Without including any pictures, write out all the entries exactly.

Data excerpts:
— Start —

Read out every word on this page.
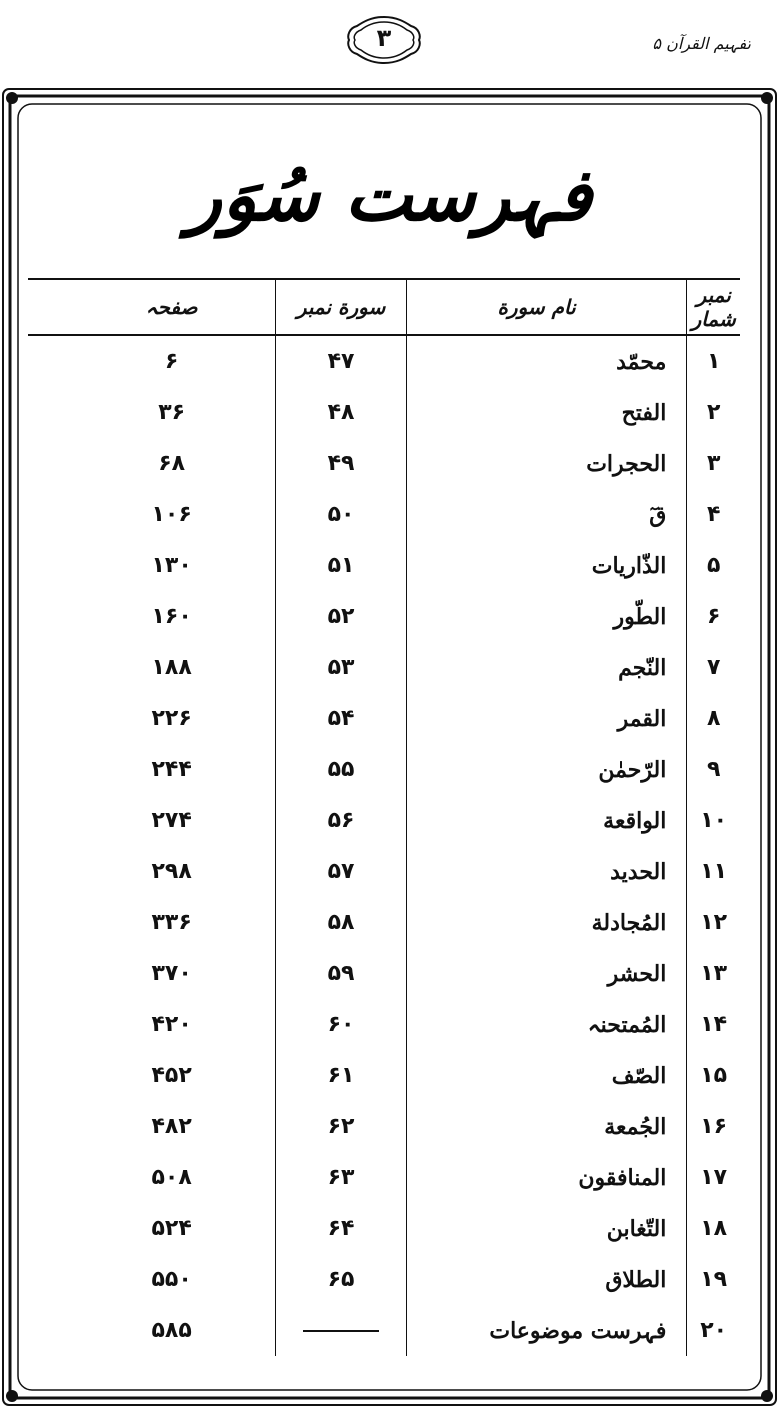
تفہیم القرآن ۵
۳
فہرست سُوَر
نمبر شمار	نام سورة	سورة نمبر	صفحہ
۱	محمّد	۴۷	۶
۲	الفتح	۴۸	۳۶
۳	الحجرات	۴۹	۶۸
۴	قٓ	۵۰	۱۰۶
۵	الذّاریات	۵۱	۱۳۰
۶	الطّور	۵۲	۱۶۰
۷	النّجم	۵۳	۱۸۸
۸	القمر	۵۴	۲۲۶
۹	الرّحمٰن	۵۵	۲۴۴
۱۰	الواقعة	۵۶	۲۷۴
۱۱	الحدید	۵۷	۲۹۸
۱۲	المُجادلة	۵۸	۳۳۶
۱۳	الحشر	۵۹	۳۷۰
۱۴	المُمتحنہ	۶۰	۴۲۰
۱۵	الصّف	۶۱	۴۵۲
۱۶	الجُمعة	۶۲	۴۸۲
۱۷	المنافقون	۶۳	۵۰۸
۱۸	التّغابن	۶۴	۵۲۴
۱۹	الطلاق	۶۵	۵۵۰
۲۰	فہرست موضوعات		۵۸۵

— End —

_FINAL RESULT:_
Read out every word on this page.
تفہیم القرآن ۵
۳
فہرست سُوَر
نمبر شمار	نام سورة	سورة نمبر	صفحہ
۱	محمّد	۴۷	۶
۲	الفتح	۴۸	۳۶
۳	الحجرات	۴۹	۶۸
۴	قٓ	۵۰	۱۰۶
۵	الذّاریات	۵۱	۱۳۰
۶	الطّور	۵۲	۱۶۰
۷	النّجم	۵۳	۱۸۸
۸	القمر	۵۴	۲۲۶
۹	الرّحمٰن	۵۵	۲۴۴
۱۰	الواقعة	۵۶	۲۷۴
۱۱	الحدید	۵۷	۲۹۸
۱۲	المُجادلة	۵۸	۳۳۶
۱۳	الحشر	۵۹	۳۷۰
۱۴	المُمتحنہ	۶۰	۴۲۰
۱۵	الصّف	۶۱	۴۵۲
۱۶	الجُمعة	۶۲	۴۸۲
۱۷	المنافقون	۶۳	۵۰۸
۱۸	التّغابن	۶۴	۵۲۴
۱۹	الطلاق	۶۵	۵۵۰
۲۰	فہرست موضوعات		۵۸۵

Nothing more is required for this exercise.